--- start of Exercise material ---

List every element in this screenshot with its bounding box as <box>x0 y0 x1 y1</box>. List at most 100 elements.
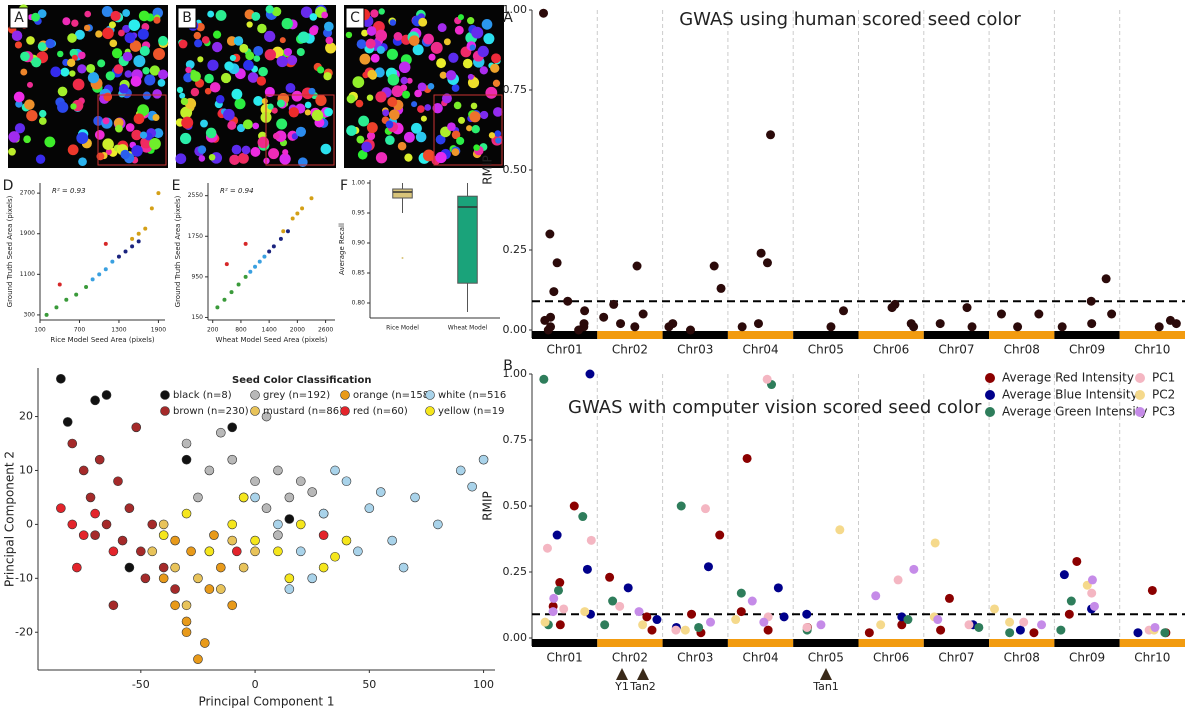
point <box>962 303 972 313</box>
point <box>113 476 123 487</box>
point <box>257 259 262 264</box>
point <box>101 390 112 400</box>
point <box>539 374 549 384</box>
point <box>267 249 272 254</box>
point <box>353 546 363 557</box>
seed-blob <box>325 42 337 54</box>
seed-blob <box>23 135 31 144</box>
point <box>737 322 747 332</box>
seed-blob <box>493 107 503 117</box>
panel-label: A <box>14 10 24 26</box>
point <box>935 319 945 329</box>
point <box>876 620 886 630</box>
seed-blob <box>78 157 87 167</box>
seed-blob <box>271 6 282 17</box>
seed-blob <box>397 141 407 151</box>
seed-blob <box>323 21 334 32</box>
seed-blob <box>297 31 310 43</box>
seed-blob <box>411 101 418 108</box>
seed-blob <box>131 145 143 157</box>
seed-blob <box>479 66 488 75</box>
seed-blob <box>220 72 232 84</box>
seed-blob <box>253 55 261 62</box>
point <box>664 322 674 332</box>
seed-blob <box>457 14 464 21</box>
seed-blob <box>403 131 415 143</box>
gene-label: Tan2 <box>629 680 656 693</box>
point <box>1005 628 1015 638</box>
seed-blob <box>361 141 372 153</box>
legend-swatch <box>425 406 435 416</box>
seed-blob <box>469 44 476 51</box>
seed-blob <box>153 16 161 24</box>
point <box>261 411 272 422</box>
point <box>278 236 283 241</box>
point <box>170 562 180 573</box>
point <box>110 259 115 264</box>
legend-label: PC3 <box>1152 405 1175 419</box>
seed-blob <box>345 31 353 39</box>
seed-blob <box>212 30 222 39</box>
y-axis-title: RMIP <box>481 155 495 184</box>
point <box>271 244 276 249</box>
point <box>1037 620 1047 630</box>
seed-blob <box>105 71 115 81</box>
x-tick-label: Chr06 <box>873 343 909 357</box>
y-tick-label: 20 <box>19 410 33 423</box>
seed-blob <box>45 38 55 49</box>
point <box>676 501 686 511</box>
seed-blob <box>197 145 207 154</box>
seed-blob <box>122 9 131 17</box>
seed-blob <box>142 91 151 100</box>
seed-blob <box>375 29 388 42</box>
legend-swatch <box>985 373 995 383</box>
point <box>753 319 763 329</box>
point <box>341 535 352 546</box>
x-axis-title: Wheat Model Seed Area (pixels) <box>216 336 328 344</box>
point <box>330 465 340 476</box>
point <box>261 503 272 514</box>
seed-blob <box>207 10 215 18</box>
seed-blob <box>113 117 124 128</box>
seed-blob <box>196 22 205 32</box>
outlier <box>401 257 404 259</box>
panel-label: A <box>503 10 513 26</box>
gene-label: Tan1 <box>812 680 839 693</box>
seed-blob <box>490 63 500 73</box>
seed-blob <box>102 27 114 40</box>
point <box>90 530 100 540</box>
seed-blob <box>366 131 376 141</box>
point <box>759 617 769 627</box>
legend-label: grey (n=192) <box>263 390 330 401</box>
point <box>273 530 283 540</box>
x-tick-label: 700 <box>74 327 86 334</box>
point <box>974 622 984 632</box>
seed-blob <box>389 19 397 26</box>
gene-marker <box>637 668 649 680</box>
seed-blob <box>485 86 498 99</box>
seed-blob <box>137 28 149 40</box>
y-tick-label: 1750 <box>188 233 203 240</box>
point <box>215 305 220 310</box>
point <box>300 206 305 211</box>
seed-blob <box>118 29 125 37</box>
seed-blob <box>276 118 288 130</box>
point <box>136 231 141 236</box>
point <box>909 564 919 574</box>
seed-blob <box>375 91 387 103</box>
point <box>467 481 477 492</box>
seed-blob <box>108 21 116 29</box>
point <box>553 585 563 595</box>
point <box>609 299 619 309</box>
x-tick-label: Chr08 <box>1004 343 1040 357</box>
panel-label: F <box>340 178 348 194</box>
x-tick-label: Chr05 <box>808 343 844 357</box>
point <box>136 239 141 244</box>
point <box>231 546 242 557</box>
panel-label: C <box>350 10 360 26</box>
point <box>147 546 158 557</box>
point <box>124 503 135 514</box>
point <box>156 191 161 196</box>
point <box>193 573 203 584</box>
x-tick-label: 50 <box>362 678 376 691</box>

--- end of Exercise material ---

What is required: Update the lines of the items above by changing every "seed-blob" to "seed-region", with everything else left as it is. Leave the pictures out of your answer.

Result for this task:
List every element in this screenshot with its bounding box as <box>x0 y0 x1 y1</box>. List at most 100 elements.
point <box>962 303 972 313</box>
point <box>113 476 123 487</box>
point <box>257 259 262 264</box>
point <box>101 390 112 400</box>
point <box>539 374 549 384</box>
point <box>267 249 272 254</box>
point <box>353 546 363 557</box>
seed-region <box>325 42 337 54</box>
seed-region <box>23 135 31 144</box>
point <box>737 322 747 332</box>
seed-region <box>493 107 503 117</box>
panel-label: A <box>14 10 24 26</box>
point <box>935 319 945 329</box>
point <box>876 620 886 630</box>
seed-region <box>78 157 87 167</box>
seed-region <box>271 6 282 17</box>
seed-region <box>397 141 407 151</box>
seed-region <box>323 21 334 32</box>
seed-region <box>297 31 310 43</box>
seed-region <box>411 101 418 108</box>
seed-region <box>131 145 143 157</box>
seed-region <box>479 66 488 75</box>
seed-region <box>220 72 232 84</box>
seed-region <box>253 55 261 62</box>
point <box>664 322 674 332</box>
seed-region <box>457 14 464 21</box>
seed-region <box>403 131 415 143</box>
gene-label: Tan2 <box>629 680 656 693</box>
point <box>1005 628 1015 638</box>
seed-region <box>361 141 372 153</box>
legend-swatch <box>425 406 435 416</box>
seed-region <box>469 44 476 51</box>
seed-region <box>153 16 161 24</box>
point <box>261 411 272 422</box>
point <box>278 236 283 241</box>
point <box>170 562 180 573</box>
point <box>110 259 115 264</box>
legend-label: PC3 <box>1152 405 1175 419</box>
seed-region <box>345 31 353 39</box>
seed-region <box>212 30 222 39</box>
y-axis-title: RMIP <box>481 155 495 184</box>
point <box>271 244 276 249</box>
point <box>1037 620 1047 630</box>
seed-region <box>105 71 115 81</box>
x-tick-label: Chr06 <box>873 343 909 357</box>
y-tick-label: 20 <box>19 410 33 423</box>
seed-region <box>45 38 55 49</box>
point <box>676 501 686 511</box>
seed-region <box>197 145 207 154</box>
seed-region <box>122 9 131 17</box>
seed-region <box>142 91 151 100</box>
seed-region <box>375 29 388 42</box>
legend-swatch <box>985 373 995 383</box>
point <box>753 319 763 329</box>
point <box>341 535 352 546</box>
x-axis-title: Wheat Model Seed Area (pixels) <box>216 336 328 344</box>
point <box>330 465 340 476</box>
point <box>261 503 272 514</box>
seed-region <box>207 10 215 18</box>
seed-region <box>113 117 124 128</box>
seed-region <box>196 22 205 32</box>
outlier <box>401 257 404 259</box>
panel-label: A <box>503 10 513 26</box>
gene-label: Tan1 <box>812 680 839 693</box>
seed-region <box>490 63 500 73</box>
seed-region <box>102 27 114 40</box>
point <box>90 530 100 540</box>
seed-region <box>366 131 376 141</box>
point <box>759 617 769 627</box>
legend-label: grey (n=192) <box>263 390 330 401</box>
point <box>273 530 283 540</box>
x-tick-label: 700 <box>74 327 86 334</box>
point <box>974 622 984 632</box>
seed-region <box>389 19 397 26</box>
gene-marker <box>637 668 649 680</box>
seed-region <box>485 86 498 99</box>
seed-region <box>137 28 149 40</box>
y-tick-label: 1750 <box>188 233 203 240</box>
point <box>215 305 220 310</box>
point <box>300 206 305 211</box>
seed-region <box>118 29 125 37</box>
seed-region <box>276 118 288 130</box>
point <box>136 231 141 236</box>
point <box>909 564 919 574</box>
seed-region <box>375 91 387 103</box>
point <box>467 481 477 492</box>
seed-region <box>108 21 116 29</box>
point <box>553 585 563 595</box>
point <box>609 299 619 309</box>
x-tick-label: Chr08 <box>1004 343 1040 357</box>
panel-label: F <box>340 178 348 194</box>
x-tick-label: Chr05 <box>808 343 844 357</box>
point <box>136 239 141 244</box>
point <box>231 546 242 557</box>
panel-label: C <box>350 10 360 26</box>
point <box>147 546 158 557</box>
point <box>124 503 135 514</box>
point <box>156 191 161 196</box>
point <box>193 573 203 584</box>
x-tick-label: 50 <box>362 678 376 691</box>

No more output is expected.